*WHAT THIS TASK INVOLVES*
Return all lines in the material below that contain "Search".

──────── EXERCISE INPUTS ────────

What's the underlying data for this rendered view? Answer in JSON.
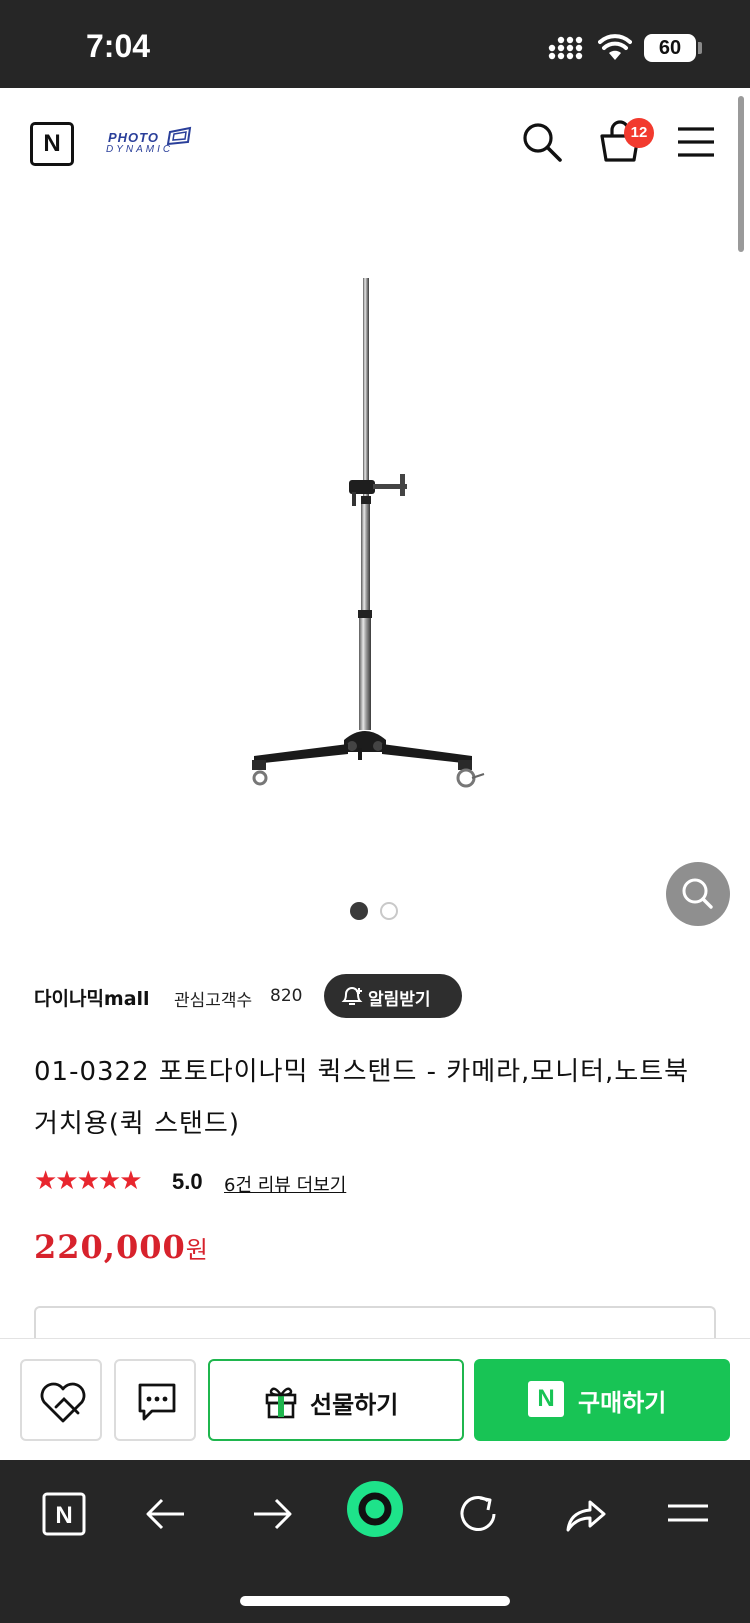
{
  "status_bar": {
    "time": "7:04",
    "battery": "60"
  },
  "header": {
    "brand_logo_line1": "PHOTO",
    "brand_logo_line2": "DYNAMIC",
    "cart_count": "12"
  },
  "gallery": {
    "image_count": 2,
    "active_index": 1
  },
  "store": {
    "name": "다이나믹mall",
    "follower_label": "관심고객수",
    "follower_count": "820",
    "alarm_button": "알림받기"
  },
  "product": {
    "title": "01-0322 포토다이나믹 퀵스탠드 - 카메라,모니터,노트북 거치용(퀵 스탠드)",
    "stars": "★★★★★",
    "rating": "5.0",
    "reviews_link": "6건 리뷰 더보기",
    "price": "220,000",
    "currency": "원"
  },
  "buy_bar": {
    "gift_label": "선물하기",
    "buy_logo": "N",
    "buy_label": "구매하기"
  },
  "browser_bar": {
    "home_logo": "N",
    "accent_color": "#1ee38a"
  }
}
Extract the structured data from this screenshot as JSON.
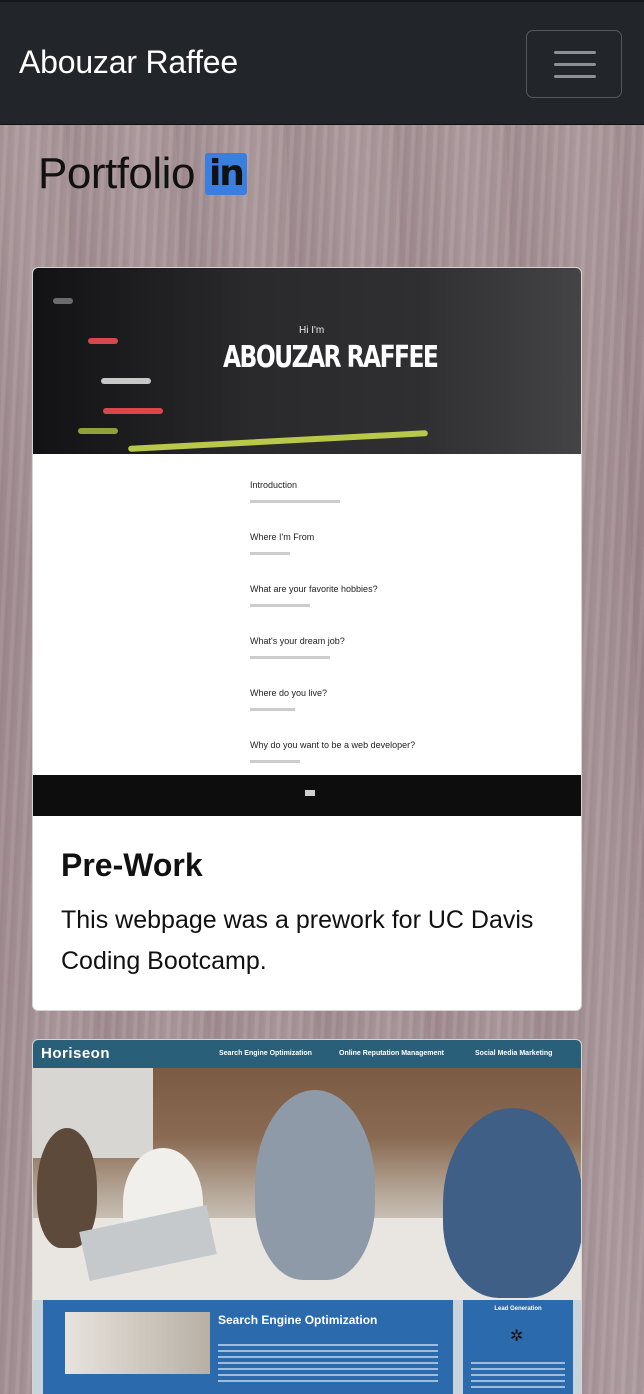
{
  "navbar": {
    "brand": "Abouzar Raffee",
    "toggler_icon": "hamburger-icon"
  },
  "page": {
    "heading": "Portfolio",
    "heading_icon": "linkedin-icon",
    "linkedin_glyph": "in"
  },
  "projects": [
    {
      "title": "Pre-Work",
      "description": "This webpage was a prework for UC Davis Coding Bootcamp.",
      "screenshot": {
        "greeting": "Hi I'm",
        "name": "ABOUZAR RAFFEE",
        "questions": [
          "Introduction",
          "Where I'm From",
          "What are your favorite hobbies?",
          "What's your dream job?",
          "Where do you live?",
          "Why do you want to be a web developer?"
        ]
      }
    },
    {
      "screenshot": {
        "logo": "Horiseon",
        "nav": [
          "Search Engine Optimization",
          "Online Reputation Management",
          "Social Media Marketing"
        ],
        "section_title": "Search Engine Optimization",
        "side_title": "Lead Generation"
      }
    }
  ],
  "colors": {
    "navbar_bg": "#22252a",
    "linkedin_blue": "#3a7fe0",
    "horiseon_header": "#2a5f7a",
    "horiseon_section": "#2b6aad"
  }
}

────────

*SOLUTION FOR THIS TASK*
          "Search Engine Optimization",
        "section_title": "Search Engine Optimization",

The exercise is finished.